[BEGIN Extracted data]

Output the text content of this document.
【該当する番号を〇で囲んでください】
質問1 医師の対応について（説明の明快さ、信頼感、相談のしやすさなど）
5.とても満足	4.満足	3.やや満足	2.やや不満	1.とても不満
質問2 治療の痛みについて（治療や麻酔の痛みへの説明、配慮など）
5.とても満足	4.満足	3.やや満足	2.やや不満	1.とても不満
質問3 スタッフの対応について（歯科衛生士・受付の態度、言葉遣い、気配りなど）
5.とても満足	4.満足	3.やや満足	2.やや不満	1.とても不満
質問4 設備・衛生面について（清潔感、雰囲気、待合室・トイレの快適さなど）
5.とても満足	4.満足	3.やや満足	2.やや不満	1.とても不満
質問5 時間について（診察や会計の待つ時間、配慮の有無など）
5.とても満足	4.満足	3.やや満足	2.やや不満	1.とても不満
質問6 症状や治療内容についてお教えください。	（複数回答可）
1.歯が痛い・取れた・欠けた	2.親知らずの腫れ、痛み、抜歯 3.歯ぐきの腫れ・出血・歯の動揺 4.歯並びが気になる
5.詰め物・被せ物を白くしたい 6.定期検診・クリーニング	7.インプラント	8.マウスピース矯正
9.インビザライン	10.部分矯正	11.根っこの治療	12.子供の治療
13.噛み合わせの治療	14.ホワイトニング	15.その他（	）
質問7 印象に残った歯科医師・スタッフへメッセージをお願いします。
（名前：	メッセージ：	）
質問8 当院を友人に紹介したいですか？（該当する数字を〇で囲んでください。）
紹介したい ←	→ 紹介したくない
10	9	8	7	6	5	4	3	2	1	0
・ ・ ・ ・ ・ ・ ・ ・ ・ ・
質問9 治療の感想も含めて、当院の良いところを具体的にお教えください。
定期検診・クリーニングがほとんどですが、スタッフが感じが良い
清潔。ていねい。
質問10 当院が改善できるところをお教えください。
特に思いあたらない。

[END Extracted data]

Exercise description:
Every line above should be written out again exactly as it stands.

Answer to the task:
Output the text content of this document.
【該当する番号を〇で囲んでください】
質問1 医師の対応について（説明の明快さ、信頼感、相談のしやすさなど）
5.とても満足	4.満足	3.やや満足	2.やや不満	1.とても不満
質問2 治療の痛みについて（治療や麻酔の痛みへの説明、配慮など）
5.とても満足	4.満足	3.やや満足	2.やや不満	1.とても不満
質問3 スタッフの対応について（歯科衛生士・受付の態度、言葉遣い、気配りなど）
5.とても満足	4.満足	3.やや満足	2.やや不満	1.とても不満
質問4 設備・衛生面について（清潔感、雰囲気、待合室・トイレの快適さなど）
5.とても満足	4.満足	3.やや満足	2.やや不満	1.とても不満
質問5 時間について（診察や会計の待つ時間、配慮の有無など）
5.とても満足	4.満足	3.やや満足	2.やや不満	1.とても不満
質問6 症状や治療内容についてお教えください。	（複数回答可）
1.歯が痛い・取れた・欠けた	2.親知らずの腫れ、痛み、抜歯 3.歯ぐきの腫れ・出血・歯の動揺 4.歯並びが気になる
5.詰め物・被せ物を白くしたい 6.定期検診・クリーニング	7.インプラント	8.マウスピース矯正
9.インビザライン	10.部分矯正	11.根っこの治療	12.子供の治療
13.噛み合わせの治療	14.ホワイトニング	15.その他（	）
質問7 印象に残った歯科医師・スタッフへメッセージをお願いします。
（名前：	メッセージ：	）
質問8 当院を友人に紹介したいですか？（該当する数字を〇で囲んでください。）
紹介したい ←	→ 紹介したくない
10	9	8	7	6	5	4	3	2	1	0
・ ・ ・ ・ ・ ・ ・ ・ ・ ・
質問9 治療の感想も含めて、当院の良いところを具体的にお教えください。
定期検診・クリーニングがほとんどですが、スタッフが感じが良い
清潔。ていねい。
質問10 当院が改善できるところをお教えください。
特に思いあたらない。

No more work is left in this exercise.